• What the exercise asks
Transcribe the material exactly. Images do not belong in the copy.

━━ Excerpted data ━━

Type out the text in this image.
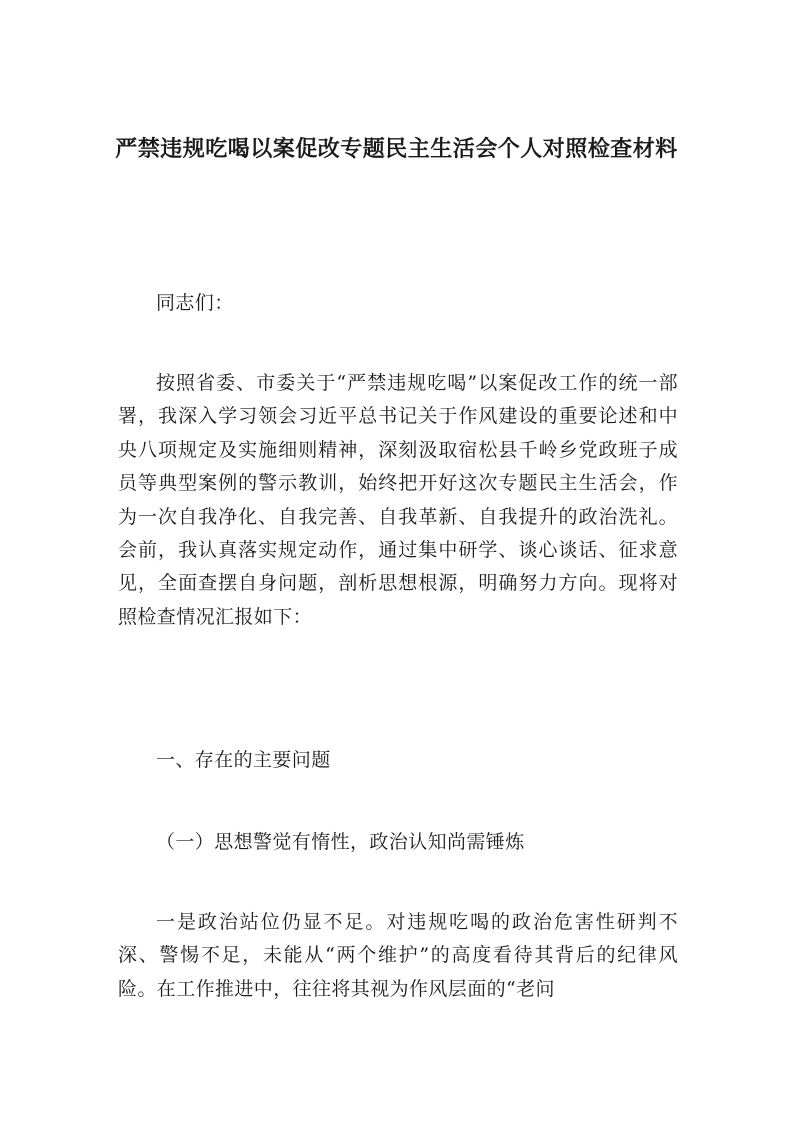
严禁违规吃喝以案促改专题民主生活会个人对照检查材料

同志们：

按照省委、市委关于“严禁违规吃喝”以案促改工作的统一部署，我深入学习领会习近平总书记关于作风建设的重要论述和中央八项规定及实施细则精神，深刻汲取宿松县千岭乡党政班子成员等典型案例的警示教训，始终把开好这次专题民主生活会，作为一次自我净化、自我完善、自我革新、自我提升的政治洗礼。会前，我认真落实规定动作，通过集中研学、谈心谈话、征求意见，全面查摆自身问题，剖析思想根源，明确努力方向。现将对照检查情况汇报如下：

一、存在的主要问题

（一）思想警觉有惰性，政治认知尚需锤炼

一是政治站位仍显不足。对违规吃喝的政治危害性研判不深、警惕不足，未能从“两个维护”的高度看待其背后的纪律风险。在工作推进中，往往将其视为作风层面的“老问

━━━

• Answer for this exercise
Type out the text in this image.
严禁违规吃喝以案促改专题民主生活会个人对照检查材料

同志们：

按照省委、市委关于“严禁违规吃喝”以案促改工作的统一部署，我深入学习领会习近平总书记关于作风建设的重要论述和中央八项规定及实施细则精神，深刻汲取宿松县千岭乡党政班子成员等典型案例的警示教训，始终把开好这次专题民主生活会，作为一次自我净化、自我完善、自我革新、自我提升的政治洗礼。会前，我认真落实规定动作，通过集中研学、谈心谈话、征求意见，全面查摆自身问题，剖析思想根源，明确努力方向。现将对照检查情况汇报如下：

一、存在的主要问题

（一）思想警觉有惰性，政治认知尚需锤炼

一是政治站位仍显不足。对违规吃喝的政治危害性研判不深、警惕不足，未能从“两个维护”的高度看待其背后的纪律风险。在工作推进中，往往将其视为作风层面的“老问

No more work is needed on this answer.